Challenge> Images are not part of the copy; transcribe all the data exactly.

[Records from a data collection]
-- -- --
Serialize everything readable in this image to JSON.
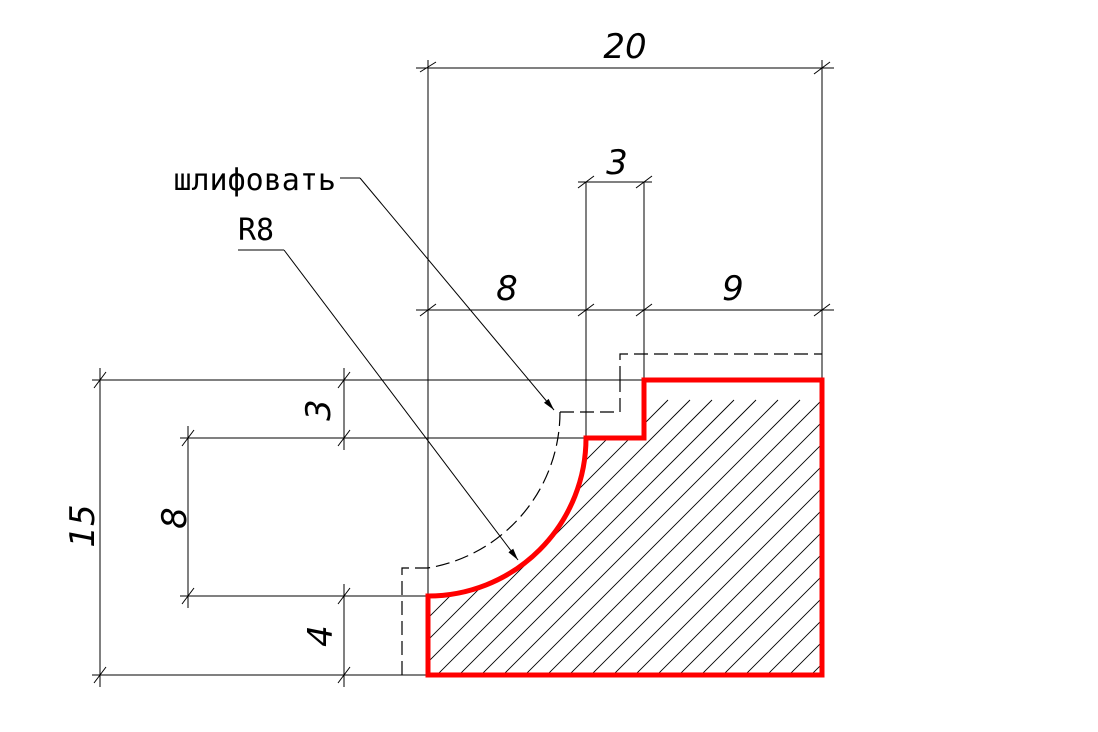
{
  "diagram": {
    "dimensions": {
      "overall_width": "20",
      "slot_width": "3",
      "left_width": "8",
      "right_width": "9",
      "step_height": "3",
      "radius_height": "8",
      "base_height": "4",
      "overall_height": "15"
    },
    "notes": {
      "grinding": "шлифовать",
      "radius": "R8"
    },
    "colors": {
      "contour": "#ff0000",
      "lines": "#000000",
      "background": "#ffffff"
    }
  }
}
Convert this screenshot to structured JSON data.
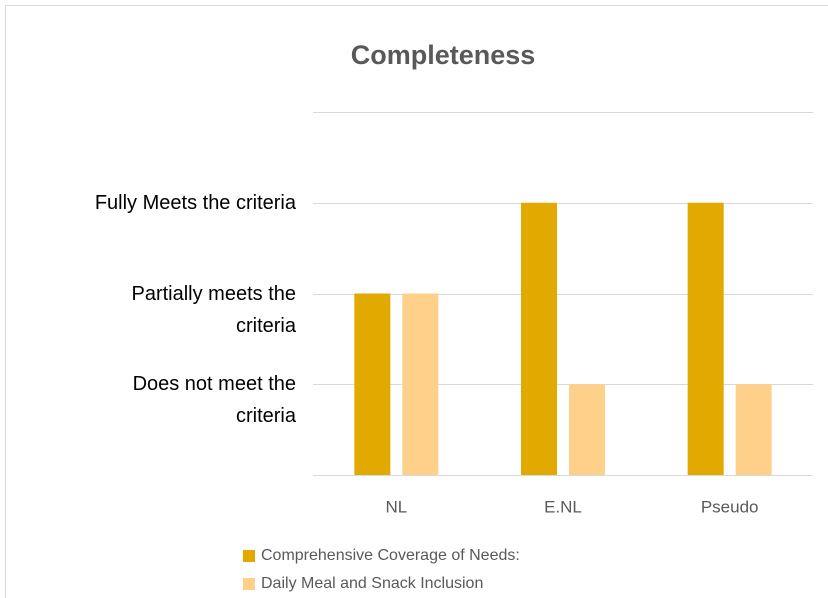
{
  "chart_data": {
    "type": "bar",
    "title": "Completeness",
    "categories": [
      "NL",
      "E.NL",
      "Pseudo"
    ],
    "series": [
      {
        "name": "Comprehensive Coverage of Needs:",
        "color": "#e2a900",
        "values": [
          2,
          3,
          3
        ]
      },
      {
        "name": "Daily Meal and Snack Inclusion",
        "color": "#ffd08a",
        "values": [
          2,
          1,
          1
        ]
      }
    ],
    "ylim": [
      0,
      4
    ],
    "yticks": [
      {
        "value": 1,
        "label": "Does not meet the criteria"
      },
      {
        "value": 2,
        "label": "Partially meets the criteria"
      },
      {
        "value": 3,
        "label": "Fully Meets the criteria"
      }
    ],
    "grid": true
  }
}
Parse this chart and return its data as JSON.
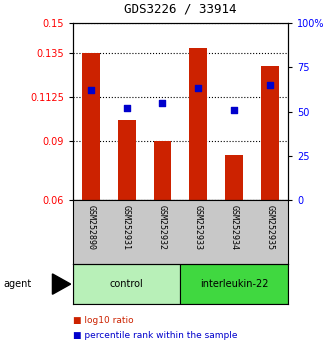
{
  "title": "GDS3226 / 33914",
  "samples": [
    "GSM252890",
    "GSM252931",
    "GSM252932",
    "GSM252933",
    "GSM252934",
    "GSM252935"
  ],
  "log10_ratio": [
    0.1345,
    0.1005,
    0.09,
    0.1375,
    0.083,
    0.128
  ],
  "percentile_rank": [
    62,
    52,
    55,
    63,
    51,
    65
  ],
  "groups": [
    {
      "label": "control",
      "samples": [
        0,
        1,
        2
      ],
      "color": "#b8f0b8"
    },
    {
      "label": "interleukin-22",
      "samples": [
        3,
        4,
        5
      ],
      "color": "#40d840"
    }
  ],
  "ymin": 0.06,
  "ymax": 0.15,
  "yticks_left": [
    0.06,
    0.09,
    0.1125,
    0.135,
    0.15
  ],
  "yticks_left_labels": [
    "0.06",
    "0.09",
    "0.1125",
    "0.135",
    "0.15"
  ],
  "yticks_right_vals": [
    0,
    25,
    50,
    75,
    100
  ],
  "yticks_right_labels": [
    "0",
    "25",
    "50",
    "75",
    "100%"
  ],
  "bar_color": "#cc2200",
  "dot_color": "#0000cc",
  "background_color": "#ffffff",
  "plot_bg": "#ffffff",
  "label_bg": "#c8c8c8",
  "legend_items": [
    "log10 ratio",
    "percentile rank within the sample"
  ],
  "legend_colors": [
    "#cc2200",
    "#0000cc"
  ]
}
-- -- --
Answer to the problem>
Serialize everything readable in this image to JSON.
{
  "diagram": {
    "dimensions": {
      "overall_width": "20",
      "slot_width": "3",
      "left_width": "8",
      "right_width": "9",
      "step_height": "3",
      "radius_height": "8",
      "base_height": "4",
      "overall_height": "15"
    },
    "notes": {
      "grinding": "шлифовать",
      "radius": "R8"
    },
    "colors": {
      "contour": "#ff0000",
      "lines": "#000000",
      "background": "#ffffff"
    }
  }
}
Convert this screenshot to structured JSON data.
{
  "chart_data": {
    "type": "bar",
    "title": "Completeness",
    "categories": [
      "NL",
      "E.NL",
      "Pseudo"
    ],
    "series": [
      {
        "name": "Comprehensive Coverage of Needs:",
        "color": "#e2a900",
        "values": [
          2,
          3,
          3
        ]
      },
      {
        "name": "Daily Meal and Snack Inclusion",
        "color": "#ffd08a",
        "values": [
          2,
          1,
          1
        ]
      }
    ],
    "ylim": [
      0,
      4
    ],
    "yticks": [
      {
        "value": 1,
        "label": "Does not meet the criteria"
      },
      {
        "value": 2,
        "label": "Partially meets the criteria"
      },
      {
        "value": 3,
        "label": "Fully Meets the criteria"
      }
    ],
    "grid": true
  }
}
Parse this chart and return its data as JSON.
{
  "title": "GDS3226 / 33914",
  "samples": [
    "GSM252890",
    "GSM252931",
    "GSM252932",
    "GSM252933",
    "GSM252934",
    "GSM252935"
  ],
  "log10_ratio": [
    0.1345,
    0.1005,
    0.09,
    0.1375,
    0.083,
    0.128
  ],
  "percentile_rank": [
    62,
    52,
    55,
    63,
    51,
    65
  ],
  "groups": [
    {
      "label": "control",
      "samples": [
        0,
        1,
        2
      ],
      "color": "#b8f0b8"
    },
    {
      "label": "interleukin-22",
      "samples": [
        3,
        4,
        5
      ],
      "color": "#40d840"
    }
  ],
  "ymin": 0.06,
  "ymax": 0.15,
  "yticks_left": [
    0.06,
    0.09,
    0.1125,
    0.135,
    0.15
  ],
  "yticks_left_labels": [
    "0.06",
    "0.09",
    "0.1125",
    "0.135",
    "0.15"
  ],
  "yticks_right_vals": [
    0,
    25,
    50,
    75,
    100
  ],
  "yticks_right_labels": [
    "0",
    "25",
    "50",
    "75",
    "100%"
  ],
  "bar_color": "#cc2200",
  "dot_color": "#0000cc",
  "background_color": "#ffffff",
  "plot_bg": "#ffffff",
  "label_bg": "#c8c8c8",
  "legend_items": [
    "log10 ratio",
    "percentile rank within the sample"
  ],
  "legend_colors": [
    "#cc2200",
    "#0000cc"
  ]
}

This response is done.